Stored dataset items
*-*-*

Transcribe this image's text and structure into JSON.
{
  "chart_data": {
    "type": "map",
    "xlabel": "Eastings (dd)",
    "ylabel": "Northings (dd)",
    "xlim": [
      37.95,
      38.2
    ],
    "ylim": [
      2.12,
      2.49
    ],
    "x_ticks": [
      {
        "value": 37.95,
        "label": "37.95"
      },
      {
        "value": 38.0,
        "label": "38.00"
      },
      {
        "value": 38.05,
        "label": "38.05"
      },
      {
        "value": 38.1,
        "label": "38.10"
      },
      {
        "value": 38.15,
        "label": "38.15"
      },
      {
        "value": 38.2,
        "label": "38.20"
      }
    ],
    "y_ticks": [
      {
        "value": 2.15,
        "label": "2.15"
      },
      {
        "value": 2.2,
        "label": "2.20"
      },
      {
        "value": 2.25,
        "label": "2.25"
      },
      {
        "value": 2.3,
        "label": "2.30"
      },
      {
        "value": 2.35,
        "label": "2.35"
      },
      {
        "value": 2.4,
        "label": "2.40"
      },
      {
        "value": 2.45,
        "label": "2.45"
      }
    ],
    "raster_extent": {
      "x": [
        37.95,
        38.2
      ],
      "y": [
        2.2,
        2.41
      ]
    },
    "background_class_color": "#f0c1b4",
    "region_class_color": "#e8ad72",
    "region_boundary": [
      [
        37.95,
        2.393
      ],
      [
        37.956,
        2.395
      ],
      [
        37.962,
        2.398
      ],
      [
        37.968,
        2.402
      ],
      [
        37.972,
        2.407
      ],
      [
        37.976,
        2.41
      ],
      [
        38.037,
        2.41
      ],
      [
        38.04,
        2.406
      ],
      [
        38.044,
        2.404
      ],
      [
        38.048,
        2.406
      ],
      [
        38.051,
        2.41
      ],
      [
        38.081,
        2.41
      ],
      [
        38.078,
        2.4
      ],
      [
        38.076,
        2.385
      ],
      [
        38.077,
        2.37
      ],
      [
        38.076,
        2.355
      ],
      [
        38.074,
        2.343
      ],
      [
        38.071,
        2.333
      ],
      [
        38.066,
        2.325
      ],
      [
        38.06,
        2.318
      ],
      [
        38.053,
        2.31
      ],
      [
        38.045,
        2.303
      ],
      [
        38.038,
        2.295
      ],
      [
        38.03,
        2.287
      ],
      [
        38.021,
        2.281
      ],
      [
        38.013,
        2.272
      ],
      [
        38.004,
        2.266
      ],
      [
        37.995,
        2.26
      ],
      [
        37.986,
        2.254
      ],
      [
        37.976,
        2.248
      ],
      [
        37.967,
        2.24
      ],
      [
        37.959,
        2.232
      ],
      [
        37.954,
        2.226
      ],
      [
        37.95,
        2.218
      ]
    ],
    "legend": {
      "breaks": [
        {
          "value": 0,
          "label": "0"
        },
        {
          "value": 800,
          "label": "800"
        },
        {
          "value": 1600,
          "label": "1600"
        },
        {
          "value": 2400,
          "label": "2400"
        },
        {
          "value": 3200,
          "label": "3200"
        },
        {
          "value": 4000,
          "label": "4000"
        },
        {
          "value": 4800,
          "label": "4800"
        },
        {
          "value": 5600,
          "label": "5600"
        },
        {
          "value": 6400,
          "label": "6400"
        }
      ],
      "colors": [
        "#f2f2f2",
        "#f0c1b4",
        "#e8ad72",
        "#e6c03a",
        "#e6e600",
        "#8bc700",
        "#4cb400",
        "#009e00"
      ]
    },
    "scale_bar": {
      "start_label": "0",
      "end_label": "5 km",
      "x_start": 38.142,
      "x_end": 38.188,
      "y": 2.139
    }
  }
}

*-*-*

• _Task statement_: Copy the data above exactly. Every line must be included.

• _Result of the exercise_:
Transcribe this image's text and structure into JSON.
{
  "chart_data": {
    "type": "map",
    "xlabel": "Eastings (dd)",
    "ylabel": "Northings (dd)",
    "xlim": [
      37.95,
      38.2
    ],
    "ylim": [
      2.12,
      2.49
    ],
    "x_ticks": [
      {
        "value": 37.95,
        "label": "37.95"
      },
      {
        "value": 38.0,
        "label": "38.00"
      },
      {
        "value": 38.05,
        "label": "38.05"
      },
      {
        "value": 38.1,
        "label": "38.10"
      },
      {
        "value": 38.15,
        "label": "38.15"
      },
      {
        "value": 38.2,
        "label": "38.20"
      }
    ],
    "y_ticks": [
      {
        "value": 2.15,
        "label": "2.15"
      },
      {
        "value": 2.2,
        "label": "2.20"
      },
      {
        "value": 2.25,
        "label": "2.25"
      },
      {
        "value": 2.3,
        "label": "2.30"
      },
      {
        "value": 2.35,
        "label": "2.35"
      },
      {
        "value": 2.4,
        "label": "2.40"
      },
      {
        "value": 2.45,
        "label": "2.45"
      }
    ],
    "raster_extent": {
      "x": [
        37.95,
        38.2
      ],
      "y": [
        2.2,
        2.41
      ]
    },
    "background_class_color": "#f0c1b4",
    "region_class_color": "#e8ad72",
    "region_boundary": [
      [
        37.95,
        2.393
      ],
      [
        37.956,
        2.395
      ],
      [
        37.962,
        2.398
      ],
      [
        37.968,
        2.402
      ],
      [
        37.972,
        2.407
      ],
      [
        37.976,
        2.41
      ],
      [
        38.037,
        2.41
      ],
      [
        38.04,
        2.406
      ],
      [
        38.044,
        2.404
      ],
      [
        38.048,
        2.406
      ],
      [
        38.051,
        2.41
      ],
      [
        38.081,
        2.41
      ],
      [
        38.078,
        2.4
      ],
      [
        38.076,
        2.385
      ],
      [
        38.077,
        2.37
      ],
      [
        38.076,
        2.355
      ],
      [
        38.074,
        2.343
      ],
      [
        38.071,
        2.333
      ],
      [
        38.066,
        2.325
      ],
      [
        38.06,
        2.318
      ],
      [
        38.053,
        2.31
      ],
      [
        38.045,
        2.303
      ],
      [
        38.038,
        2.295
      ],
      [
        38.03,
        2.287
      ],
      [
        38.021,
        2.281
      ],
      [
        38.013,
        2.272
      ],
      [
        38.004,
        2.266
      ],
      [
        37.995,
        2.26
      ],
      [
        37.986,
        2.254
      ],
      [
        37.976,
        2.248
      ],
      [
        37.967,
        2.24
      ],
      [
        37.959,
        2.232
      ],
      [
        37.954,
        2.226
      ],
      [
        37.95,
        2.218
      ]
    ],
    "legend": {
      "breaks": [
        {
          "value": 0,
          "label": "0"
        },
        {
          "value": 800,
          "label": "800"
        },
        {
          "value": 1600,
          "label": "1600"
        },
        {
          "value": 2400,
          "label": "2400"
        },
        {
          "value": 3200,
          "label": "3200"
        },
        {
          "value": 4000,
          "label": "4000"
        },
        {
          "value": 4800,
          "label": "4800"
        },
        {
          "value": 5600,
          "label": "5600"
        },
        {
          "value": 6400,
          "label": "6400"
        }
      ],
      "colors": [
        "#f2f2f2",
        "#f0c1b4",
        "#e8ad72",
        "#e6c03a",
        "#e6e600",
        "#8bc700",
        "#4cb400",
        "#009e00"
      ]
    },
    "scale_bar": {
      "start_label": "0",
      "end_label": "5 km",
      "x_start": 38.142,
      "x_end": 38.188,
      "y": 2.139
    }
  }
}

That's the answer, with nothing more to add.